Dataset excerpts
* BEGIN *

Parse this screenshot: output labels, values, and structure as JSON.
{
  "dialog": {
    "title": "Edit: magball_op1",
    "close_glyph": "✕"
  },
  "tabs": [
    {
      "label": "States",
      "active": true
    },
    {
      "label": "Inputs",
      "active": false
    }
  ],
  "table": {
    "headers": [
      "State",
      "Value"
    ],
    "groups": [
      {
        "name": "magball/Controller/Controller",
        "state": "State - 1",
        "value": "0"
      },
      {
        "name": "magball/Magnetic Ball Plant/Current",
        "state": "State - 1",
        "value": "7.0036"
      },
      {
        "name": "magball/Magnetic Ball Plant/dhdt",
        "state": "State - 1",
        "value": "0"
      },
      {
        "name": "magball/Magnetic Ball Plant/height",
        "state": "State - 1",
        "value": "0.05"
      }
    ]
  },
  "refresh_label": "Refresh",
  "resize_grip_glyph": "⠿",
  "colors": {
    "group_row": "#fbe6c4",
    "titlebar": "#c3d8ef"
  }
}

* END *

PROBLEM DETAILS — Count up every line above that has the word "Magnetic" in it; answer with the number alone.

WRITTEN RESPONSE — 3